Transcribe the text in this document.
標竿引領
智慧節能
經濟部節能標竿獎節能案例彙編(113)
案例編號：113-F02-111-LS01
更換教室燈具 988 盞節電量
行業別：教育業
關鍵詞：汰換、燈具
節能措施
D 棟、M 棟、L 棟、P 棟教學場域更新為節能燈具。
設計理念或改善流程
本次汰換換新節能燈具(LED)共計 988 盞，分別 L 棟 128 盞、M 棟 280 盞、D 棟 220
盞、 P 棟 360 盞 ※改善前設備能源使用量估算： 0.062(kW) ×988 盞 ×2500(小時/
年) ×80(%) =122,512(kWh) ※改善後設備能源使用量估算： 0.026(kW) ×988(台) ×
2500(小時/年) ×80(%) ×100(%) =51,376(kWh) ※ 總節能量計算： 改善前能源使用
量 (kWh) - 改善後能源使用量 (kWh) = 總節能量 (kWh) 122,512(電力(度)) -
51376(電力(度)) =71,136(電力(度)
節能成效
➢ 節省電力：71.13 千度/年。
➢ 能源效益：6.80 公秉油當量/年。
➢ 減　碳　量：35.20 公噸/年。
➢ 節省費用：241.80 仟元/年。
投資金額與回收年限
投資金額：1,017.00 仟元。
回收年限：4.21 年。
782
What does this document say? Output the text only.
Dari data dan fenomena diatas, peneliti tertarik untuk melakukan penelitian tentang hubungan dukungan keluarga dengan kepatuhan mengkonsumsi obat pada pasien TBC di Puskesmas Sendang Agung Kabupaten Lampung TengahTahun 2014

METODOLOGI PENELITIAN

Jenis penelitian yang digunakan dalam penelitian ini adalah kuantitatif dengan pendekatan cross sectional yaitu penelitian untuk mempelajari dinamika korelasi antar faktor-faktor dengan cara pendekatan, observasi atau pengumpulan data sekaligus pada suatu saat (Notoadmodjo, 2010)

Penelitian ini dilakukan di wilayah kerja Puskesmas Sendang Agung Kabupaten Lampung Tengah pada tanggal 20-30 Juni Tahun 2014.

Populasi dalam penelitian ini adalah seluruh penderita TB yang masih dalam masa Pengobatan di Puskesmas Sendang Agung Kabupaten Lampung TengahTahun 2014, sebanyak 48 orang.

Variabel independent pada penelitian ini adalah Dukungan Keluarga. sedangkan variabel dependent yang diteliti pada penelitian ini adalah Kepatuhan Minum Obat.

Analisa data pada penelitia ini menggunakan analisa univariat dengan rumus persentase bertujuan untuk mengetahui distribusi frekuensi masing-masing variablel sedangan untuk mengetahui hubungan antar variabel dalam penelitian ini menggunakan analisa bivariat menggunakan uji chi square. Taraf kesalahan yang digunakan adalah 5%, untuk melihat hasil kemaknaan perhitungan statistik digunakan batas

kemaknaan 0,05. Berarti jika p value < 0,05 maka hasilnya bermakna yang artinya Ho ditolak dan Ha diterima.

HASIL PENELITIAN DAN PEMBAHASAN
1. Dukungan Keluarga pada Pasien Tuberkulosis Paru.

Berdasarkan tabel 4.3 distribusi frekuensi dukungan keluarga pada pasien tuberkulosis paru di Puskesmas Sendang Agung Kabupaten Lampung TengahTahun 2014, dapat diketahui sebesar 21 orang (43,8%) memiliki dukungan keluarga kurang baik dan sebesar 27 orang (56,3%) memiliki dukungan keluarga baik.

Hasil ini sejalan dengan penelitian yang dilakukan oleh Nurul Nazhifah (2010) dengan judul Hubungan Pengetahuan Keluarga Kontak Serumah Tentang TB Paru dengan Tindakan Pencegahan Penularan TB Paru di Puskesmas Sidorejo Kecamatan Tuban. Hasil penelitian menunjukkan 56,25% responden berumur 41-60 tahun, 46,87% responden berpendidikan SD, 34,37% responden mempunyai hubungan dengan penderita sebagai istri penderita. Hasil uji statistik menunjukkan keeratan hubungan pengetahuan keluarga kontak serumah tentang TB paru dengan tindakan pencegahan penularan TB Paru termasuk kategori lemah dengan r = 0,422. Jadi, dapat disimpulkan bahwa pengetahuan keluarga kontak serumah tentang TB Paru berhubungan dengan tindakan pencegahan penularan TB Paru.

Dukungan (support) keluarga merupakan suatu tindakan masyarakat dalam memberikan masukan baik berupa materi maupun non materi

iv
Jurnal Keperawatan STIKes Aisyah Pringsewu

************

EXERCISE DIRECTIONS
Look through the entries above; copy each line where the string "this" appears.

CORRECT ANSWER
Transcribe the text in this document.
What does this document say? Output the text only.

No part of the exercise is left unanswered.